AIM OF THE EXERCISE: Print all of the data exactly as written.

Extracts from a graphics dataset:
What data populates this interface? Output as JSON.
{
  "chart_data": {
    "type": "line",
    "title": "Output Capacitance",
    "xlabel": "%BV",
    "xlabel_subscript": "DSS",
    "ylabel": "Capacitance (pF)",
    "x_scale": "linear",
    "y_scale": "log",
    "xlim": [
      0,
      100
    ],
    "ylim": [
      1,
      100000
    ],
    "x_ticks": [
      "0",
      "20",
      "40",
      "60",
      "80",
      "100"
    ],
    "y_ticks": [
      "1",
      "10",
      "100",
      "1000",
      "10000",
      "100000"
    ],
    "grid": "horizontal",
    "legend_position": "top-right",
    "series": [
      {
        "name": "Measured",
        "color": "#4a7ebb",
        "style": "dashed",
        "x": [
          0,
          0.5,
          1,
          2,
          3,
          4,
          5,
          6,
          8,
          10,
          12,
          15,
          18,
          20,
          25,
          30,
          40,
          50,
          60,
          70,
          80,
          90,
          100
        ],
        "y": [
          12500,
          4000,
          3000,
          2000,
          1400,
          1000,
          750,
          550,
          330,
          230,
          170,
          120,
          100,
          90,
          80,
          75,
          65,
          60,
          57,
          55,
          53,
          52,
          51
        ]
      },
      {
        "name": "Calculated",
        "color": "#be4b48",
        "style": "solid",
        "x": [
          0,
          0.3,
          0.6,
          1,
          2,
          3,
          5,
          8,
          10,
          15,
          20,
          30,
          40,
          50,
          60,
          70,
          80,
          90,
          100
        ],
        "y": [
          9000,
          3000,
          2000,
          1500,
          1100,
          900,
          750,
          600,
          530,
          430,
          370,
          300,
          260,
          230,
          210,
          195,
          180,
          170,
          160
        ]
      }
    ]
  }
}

RESPONSE TO THIS TASK:
What data populates this interface? Output as JSON.
{
  "chart_data": {
    "type": "line",
    "title": "Output Capacitance",
    "xlabel": "%BV",
    "xlabel_subscript": "DSS",
    "ylabel": "Capacitance (pF)",
    "x_scale": "linear",
    "y_scale": "log",
    "xlim": [
      0,
      100
    ],
    "ylim": [
      1,
      100000
    ],
    "x_ticks": [
      "0",
      "20",
      "40",
      "60",
      "80",
      "100"
    ],
    "y_ticks": [
      "1",
      "10",
      "100",
      "1000",
      "10000",
      "100000"
    ],
    "grid": "horizontal",
    "legend_position": "top-right",
    "series": [
      {
        "name": "Measured",
        "color": "#4a7ebb",
        "style": "dashed",
        "x": [
          0,
          0.5,
          1,
          2,
          3,
          4,
          5,
          6,
          8,
          10,
          12,
          15,
          18,
          20,
          25,
          30,
          40,
          50,
          60,
          70,
          80,
          90,
          100
        ],
        "y": [
          12500,
          4000,
          3000,
          2000,
          1400,
          1000,
          750,
          550,
          330,
          230,
          170,
          120,
          100,
          90,
          80,
          75,
          65,
          60,
          57,
          55,
          53,
          52,
          51
        ]
      },
      {
        "name": "Calculated",
        "color": "#be4b48",
        "style": "solid",
        "x": [
          0,
          0.3,
          0.6,
          1,
          2,
          3,
          5,
          8,
          10,
          15,
          20,
          30,
          40,
          50,
          60,
          70,
          80,
          90,
          100
        ],
        "y": [
          9000,
          3000,
          2000,
          1500,
          1100,
          900,
          750,
          600,
          530,
          430,
          370,
          300,
          260,
          230,
          210,
          195,
          180,
          170,
          160
        ]
      }
    ]
  }
}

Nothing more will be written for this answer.